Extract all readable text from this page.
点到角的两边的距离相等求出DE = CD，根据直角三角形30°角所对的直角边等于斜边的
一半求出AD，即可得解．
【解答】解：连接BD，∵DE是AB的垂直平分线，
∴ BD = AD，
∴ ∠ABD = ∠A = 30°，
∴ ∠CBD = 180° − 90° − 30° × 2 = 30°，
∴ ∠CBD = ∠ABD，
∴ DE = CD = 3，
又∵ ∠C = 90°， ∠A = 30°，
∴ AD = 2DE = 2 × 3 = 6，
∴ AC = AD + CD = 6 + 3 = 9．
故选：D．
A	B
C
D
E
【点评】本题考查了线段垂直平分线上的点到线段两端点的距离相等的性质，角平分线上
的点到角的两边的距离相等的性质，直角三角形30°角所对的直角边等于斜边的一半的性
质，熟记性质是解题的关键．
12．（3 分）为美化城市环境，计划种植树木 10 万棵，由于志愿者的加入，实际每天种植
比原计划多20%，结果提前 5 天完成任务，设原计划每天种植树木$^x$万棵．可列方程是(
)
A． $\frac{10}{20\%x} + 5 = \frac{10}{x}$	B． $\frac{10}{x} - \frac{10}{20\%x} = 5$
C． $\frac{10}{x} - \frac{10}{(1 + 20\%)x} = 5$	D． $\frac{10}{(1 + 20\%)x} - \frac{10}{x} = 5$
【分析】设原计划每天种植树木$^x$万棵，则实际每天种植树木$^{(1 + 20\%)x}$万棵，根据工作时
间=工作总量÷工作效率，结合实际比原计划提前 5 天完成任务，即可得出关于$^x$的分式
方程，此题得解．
====================
**DIRECTIVE:**
Copy out the data shown above without altering anything.

**WORKED ANSWER:**
Extract all readable text from this page.
点到角的两边的距离相等求出DE = CD，根据直角三角形30°角所对的直角边等于斜边的
一半求出AD，即可得解．
【解答】解：连接BD，∵DE是AB的垂直平分线，
∴ BD = AD，
∴ ∠ABD = ∠A = 30°，
∴ ∠CBD = 180° − 90° − 30° × 2 = 30°，
∴ ∠CBD = ∠ABD，
∴ DE = CD = 3，
又∵ ∠C = 90°， ∠A = 30°，
∴ AD = 2DE = 2 × 3 = 6，
∴ AC = AD + CD = 6 + 3 = 9．
故选：D．
A	B
C
D
E
【点评】本题考查了线段垂直平分线上的点到线段两端点的距离相等的性质，角平分线上
的点到角的两边的距离相等的性质，直角三角形30°角所对的直角边等于斜边的一半的性
质，熟记性质是解题的关键．
12．（3 分）为美化城市环境，计划种植树木 10 万棵，由于志愿者的加入，实际每天种植
比原计划多20%，结果提前 5 天完成任务，设原计划每天种植树木$^x$万棵．可列方程是(
)
A． $\frac{10}{20\%x} + 5 = \frac{10}{x}$	B． $\frac{10}{x} - \frac{10}{20\%x} = 5$
C． $\frac{10}{x} - \frac{10}{(1 + 20\%)x} = 5$	D． $\frac{10}{(1 + 20\%)x} - \frac{10}{x} = 5$
【分析】设原计划每天种植树木$^x$万棵，则实际每天种植树木$^{(1 + 20\%)x}$万棵，根据工作时
间=工作总量÷工作效率，结合实际比原计划提前 5 天完成任务，即可得出关于$^x$的分式
方程，此题得解．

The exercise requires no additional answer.